--- TASK DESCRIPTION ---
Starting at the line that contains "OCR this image.", quote each line exactly through the last line of the entries, both included.
---
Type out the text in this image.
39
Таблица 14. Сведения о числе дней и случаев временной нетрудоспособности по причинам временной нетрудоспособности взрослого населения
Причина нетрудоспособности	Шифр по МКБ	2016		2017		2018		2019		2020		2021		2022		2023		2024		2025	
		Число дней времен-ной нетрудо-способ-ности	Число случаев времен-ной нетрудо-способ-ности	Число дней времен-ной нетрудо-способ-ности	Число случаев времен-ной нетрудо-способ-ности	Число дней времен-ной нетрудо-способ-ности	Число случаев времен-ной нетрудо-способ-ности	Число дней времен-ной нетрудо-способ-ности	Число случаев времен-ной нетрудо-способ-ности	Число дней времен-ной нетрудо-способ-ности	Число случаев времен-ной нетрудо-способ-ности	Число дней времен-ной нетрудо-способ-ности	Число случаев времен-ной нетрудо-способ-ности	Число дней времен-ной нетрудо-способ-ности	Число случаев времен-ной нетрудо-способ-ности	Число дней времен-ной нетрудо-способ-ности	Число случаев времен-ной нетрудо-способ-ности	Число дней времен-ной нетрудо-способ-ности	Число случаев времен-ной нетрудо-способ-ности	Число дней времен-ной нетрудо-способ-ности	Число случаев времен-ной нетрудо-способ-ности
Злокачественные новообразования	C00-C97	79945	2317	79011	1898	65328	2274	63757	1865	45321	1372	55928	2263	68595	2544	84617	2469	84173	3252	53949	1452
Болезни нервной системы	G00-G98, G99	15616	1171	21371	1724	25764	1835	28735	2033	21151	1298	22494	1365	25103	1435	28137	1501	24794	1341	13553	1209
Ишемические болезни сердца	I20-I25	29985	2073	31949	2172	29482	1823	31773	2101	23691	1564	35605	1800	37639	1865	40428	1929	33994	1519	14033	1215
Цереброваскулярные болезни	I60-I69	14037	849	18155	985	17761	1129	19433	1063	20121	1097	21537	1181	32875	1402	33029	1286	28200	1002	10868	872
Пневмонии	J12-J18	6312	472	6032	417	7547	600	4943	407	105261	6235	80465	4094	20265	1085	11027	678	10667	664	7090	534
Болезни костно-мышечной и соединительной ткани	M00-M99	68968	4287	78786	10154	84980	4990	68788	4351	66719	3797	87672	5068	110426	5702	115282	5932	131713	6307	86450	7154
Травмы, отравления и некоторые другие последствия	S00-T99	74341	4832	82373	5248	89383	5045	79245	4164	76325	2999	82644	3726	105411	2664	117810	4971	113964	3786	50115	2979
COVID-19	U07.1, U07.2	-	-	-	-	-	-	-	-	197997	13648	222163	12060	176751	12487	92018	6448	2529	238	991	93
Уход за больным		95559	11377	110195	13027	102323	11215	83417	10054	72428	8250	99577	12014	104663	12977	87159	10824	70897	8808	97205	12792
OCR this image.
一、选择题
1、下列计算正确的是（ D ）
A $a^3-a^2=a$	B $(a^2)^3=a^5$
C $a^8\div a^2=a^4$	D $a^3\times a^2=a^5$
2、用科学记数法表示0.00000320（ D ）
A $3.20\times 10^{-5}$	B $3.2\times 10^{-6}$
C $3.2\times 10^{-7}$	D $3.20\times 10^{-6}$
---
--- OUTPUT BELOW ---
OCR this image.
一、选择题
1、下列计算正确的是（ D ）
A $a^3-a^2=a$	B $(a^2)^3=a^5$
C $a^8\div a^2=a^4$	D $a^3\times a^2=a^5$
2、用科学记数法表示0.00000320（ D ）
A $3.20\times 10^{-5}$	B $3.2\times 10^{-6}$
C $3.2\times 10^{-7}$	D $3.20\times 10^{-6}$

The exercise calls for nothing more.